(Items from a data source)
<<<<

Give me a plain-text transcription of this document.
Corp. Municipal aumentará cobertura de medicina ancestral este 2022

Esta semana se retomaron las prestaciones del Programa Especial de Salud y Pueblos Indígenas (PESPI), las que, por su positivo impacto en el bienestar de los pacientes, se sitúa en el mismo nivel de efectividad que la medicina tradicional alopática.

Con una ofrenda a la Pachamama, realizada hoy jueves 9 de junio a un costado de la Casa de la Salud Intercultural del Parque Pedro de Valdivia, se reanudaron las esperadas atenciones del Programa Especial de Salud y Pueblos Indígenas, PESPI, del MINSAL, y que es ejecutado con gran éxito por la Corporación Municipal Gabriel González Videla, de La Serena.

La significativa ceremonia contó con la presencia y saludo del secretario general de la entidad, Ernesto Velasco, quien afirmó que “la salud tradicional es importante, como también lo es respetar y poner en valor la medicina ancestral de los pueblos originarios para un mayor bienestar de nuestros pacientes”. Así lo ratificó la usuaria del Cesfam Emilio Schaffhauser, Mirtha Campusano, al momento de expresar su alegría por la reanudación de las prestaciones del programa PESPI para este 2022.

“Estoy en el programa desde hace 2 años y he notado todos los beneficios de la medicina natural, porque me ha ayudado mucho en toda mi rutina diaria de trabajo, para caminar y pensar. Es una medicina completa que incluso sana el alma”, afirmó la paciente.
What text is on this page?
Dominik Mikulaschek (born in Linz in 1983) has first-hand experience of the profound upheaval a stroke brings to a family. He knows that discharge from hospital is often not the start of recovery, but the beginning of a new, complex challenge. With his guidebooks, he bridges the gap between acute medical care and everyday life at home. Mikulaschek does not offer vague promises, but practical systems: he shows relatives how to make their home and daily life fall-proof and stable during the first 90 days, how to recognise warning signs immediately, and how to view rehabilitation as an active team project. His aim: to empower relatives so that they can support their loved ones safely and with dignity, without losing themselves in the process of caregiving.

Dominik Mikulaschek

>>>>

Exercise brief: Reproduce the material in full, with no word added or dropped.

Correct answer:
Give me a plain-text transcription of this document.
Corp. Municipal aumentará cobertura de medicina ancestral este 2022

Esta semana se retomaron las prestaciones del Programa Especial de Salud y Pueblos Indígenas (PESPI), las que, por su positivo impacto en el bienestar de los pacientes, se sitúa en el mismo nivel de efectividad que la medicina tradicional alopática.

Con una ofrenda a la Pachamama, realizada hoy jueves 9 de junio a un costado de la Casa de la Salud Intercultural del Parque Pedro de Valdivia, se reanudaron las esperadas atenciones del Programa Especial de Salud y Pueblos Indígenas, PESPI, del MINSAL, y que es ejecutado con gran éxito por la Corporación Municipal Gabriel González Videla, de La Serena.

La significativa ceremonia contó con la presencia y saludo del secretario general de la entidad, Ernesto Velasco, quien afirmó que “la salud tradicional es importante, como también lo es respetar y poner en valor la medicina ancestral de los pueblos originarios para un mayor bienestar de nuestros pacientes”. Así lo ratificó la usuaria del Cesfam Emilio Schaffhauser, Mirtha Campusano, al momento de expresar su alegría por la reanudación de las prestaciones del programa PESPI para este 2022.

“Estoy en el programa desde hace 2 años y he notado todos los beneficios de la medicina natural, porque me ha ayudado mucho en toda mi rutina diaria de trabajo, para caminar y pensar. Es una medicina completa que incluso sana el alma”, afirmó la paciente.
What text is on this page?
Dominik Mikulaschek (born in Linz in 1983) has first-hand experience of the profound upheaval a stroke brings to a family. He knows that discharge from hospital is often not the start of recovery, but the beginning of a new, complex challenge. With his guidebooks, he bridges the gap between acute medical care and everyday life at home. Mikulaschek does not offer vague promises, but practical systems: he shows relatives how to make their home and daily life fall-proof and stable during the first 90 days, how to recognise warning signs immediately, and how to view rehabilitation as an active team project. His aim: to empower relatives so that they can support their loved ones safely and with dignity, without losing themselves in the process of caregiving.

Dominik Mikulaschek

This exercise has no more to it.